*Texto*.
+++

Polémica por una comida de celebración de Navidad de la CEOE en plena segunda ola

La celebración tuvo lugar en un complejo propiedad de la esposa de Garamendi

El presidente de la CEOE, Antonio Garamendi
El presidente de la CEOE, Antonio GaramendiJesus G. FeriaLa Razón

Las criticas internas a la gestión que está llevando a cabo el presidente de la Confederación Española de Organizaciones Empresariales (CEOE), Antonio Garamendi, se siguen multiplicando durante los últimos tiempos. A las discrepancias sobre algunas concesiones realizadas en la mesa del diálogo social –como en las cesiones sobre el salario mínimo– y al mal ambiente creado en torno al nombramiento de la exministra Fátima Báñez como presidenta de la Fundación CEOE –a la que el propio presidente concedió a dedo un sueldo de 240.000 euros– se suma ahora el malestar creado por la celebración de una comida navideña organizada por la dirección en plena segunda ola.

Según ha podido saber este diario, el pasado viernes se celebró en el Palacio del Negralejo, en el término municipal de Rivas Vaciamadrid, un almuerzo navideño para empleados de la confederación, en la que también estuvieron presentes algunos miembros de la junta directiva. A ella estaban invitados los 110 trabajadores que conforman la plantilla completa, aunque una gran parte decidió desestimar la invitación por «razones personales», indicaron a este diario algunas de ellas. Estas razones personales tienen que ver con el momento de pandemia que se vive en España y en el resto del mundo. «En un momento en el que se han suspendido todas las comidas navideñas en las empresas españolas, no tiene mucho sentido que la institución que los representa organice una para celebrar la Navidad», criticaron las mismas fuentes.

Invitaciones rechazadas

Por esta razón, el 40% de los empleados decidió no asistir al evento, que finalmente quedó reducido a un aforo de unas 60 personas. Según ha informado la CEOE a LA RAZÓN, la decisión de celebrar esta comida se tomó para realizar un reconocimiento público a sus trabajadores «tras un año muy duro y cargado de trabajo». También aseguraron que para hacer compatible ese reconocimiento con la actual situación se tomaron todas las medidas sanitarias necesarias para «preservar la salud de la plantilla». En este sentido, explicaron que «el encuentro transcurrió en todo momento salvaguardando todas las medidas de seguridad», entre ellas un test durante las 24 horas previas a todos los asistentes con resultado negativo, toma de temperatura, distancias de seguridad, gel y mascarillas, y la estancia debidamente ventilada. «Fue una reunión de unas 60 personas en un salón con aforo para 600. Las mesas de seis personas respetaron los grupos burbuja, agrupando a personal del mismo departamento. Y el traslado se realizó en autobuses, con una persona por fila para que la distancia de seguridad quedara garantizada», defienden desde CEOE.

+++

*Material de consulta*.

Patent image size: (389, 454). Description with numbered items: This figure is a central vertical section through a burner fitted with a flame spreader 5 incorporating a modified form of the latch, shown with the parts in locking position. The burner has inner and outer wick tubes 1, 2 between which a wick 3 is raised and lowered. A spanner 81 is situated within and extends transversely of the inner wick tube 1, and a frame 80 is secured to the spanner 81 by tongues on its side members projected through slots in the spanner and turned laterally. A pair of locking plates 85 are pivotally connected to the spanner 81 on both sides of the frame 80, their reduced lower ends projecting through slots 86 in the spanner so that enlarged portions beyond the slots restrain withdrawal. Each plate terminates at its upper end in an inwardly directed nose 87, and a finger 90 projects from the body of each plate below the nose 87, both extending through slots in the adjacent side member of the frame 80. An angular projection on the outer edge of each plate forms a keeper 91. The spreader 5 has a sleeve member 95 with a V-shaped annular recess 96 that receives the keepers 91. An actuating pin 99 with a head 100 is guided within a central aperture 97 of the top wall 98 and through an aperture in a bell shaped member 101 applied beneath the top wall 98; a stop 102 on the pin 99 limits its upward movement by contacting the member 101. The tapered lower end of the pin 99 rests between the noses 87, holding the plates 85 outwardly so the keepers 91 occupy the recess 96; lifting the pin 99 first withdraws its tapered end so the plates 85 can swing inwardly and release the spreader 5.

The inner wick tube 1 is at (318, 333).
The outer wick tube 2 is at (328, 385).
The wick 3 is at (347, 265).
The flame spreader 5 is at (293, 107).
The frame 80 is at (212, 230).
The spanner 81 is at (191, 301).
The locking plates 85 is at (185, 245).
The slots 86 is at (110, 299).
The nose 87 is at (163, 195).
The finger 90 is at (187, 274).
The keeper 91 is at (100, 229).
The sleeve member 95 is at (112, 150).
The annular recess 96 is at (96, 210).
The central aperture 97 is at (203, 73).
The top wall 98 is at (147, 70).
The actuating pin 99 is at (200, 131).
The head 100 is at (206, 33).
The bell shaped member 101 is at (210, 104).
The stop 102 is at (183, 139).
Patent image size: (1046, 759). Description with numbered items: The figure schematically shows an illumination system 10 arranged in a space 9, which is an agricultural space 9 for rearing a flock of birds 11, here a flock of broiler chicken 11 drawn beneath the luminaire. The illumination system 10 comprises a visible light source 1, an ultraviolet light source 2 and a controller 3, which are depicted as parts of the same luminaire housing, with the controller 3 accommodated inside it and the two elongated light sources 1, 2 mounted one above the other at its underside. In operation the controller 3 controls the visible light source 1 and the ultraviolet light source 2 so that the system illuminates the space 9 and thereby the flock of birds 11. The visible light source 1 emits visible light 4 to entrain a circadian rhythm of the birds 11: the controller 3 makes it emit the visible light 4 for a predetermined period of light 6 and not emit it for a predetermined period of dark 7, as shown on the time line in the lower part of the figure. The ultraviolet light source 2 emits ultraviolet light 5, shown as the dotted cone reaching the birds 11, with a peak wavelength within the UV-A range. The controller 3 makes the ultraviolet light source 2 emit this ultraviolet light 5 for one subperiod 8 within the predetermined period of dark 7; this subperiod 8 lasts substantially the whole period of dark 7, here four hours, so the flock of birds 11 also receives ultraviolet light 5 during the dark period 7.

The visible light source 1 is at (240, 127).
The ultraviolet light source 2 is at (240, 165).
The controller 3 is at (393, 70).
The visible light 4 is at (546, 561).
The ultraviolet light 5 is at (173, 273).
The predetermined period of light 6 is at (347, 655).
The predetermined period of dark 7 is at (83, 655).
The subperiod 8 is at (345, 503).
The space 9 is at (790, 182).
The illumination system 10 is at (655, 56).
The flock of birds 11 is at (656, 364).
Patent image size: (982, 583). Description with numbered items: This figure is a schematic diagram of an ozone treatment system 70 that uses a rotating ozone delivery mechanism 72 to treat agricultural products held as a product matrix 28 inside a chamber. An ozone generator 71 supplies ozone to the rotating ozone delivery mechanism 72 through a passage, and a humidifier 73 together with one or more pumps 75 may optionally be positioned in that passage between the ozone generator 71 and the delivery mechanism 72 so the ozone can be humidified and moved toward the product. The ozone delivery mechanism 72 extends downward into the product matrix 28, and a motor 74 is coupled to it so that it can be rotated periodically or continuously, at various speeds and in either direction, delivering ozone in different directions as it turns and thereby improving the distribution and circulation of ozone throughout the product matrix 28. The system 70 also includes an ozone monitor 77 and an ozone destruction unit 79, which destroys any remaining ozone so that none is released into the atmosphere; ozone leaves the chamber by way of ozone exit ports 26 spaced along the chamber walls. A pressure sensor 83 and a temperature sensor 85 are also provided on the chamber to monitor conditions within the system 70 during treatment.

+++

Devuelve sin cambios el fragmento del texto que comienza con "La celebración tuvo" y sigue hasta "plena segunda ola.".

*Respuesta*.
La celebración tuvo lugar en un complejo propiedad de la esposa de Garamendi

El presidente de la CEOE, Antonio Garamendi
El presidente de la CEOE, Antonio GaramendiJesus G. FeriaLa Razón

Las criticas internas a la gestión que está llevando a cabo el presidente de la Confederación Española de Organizaciones Empresariales (CEOE), Antonio Garamendi, se siguen multiplicando durante los últimos tiempos. A las discrepancias sobre algunas concesiones realizadas en la mesa del diálogo social –como en las cesiones sobre el salario mínimo– y al mal ambiente creado en torno al nombramiento de la exministra Fátima Báñez como presidenta de la Fundación CEOE –a la que el propio presidente concedió a dedo un sueldo de 240.000 euros– se suma ahora el malestar creado por la celebración de una comida navideña organizada por la dirección en plena segunda ola.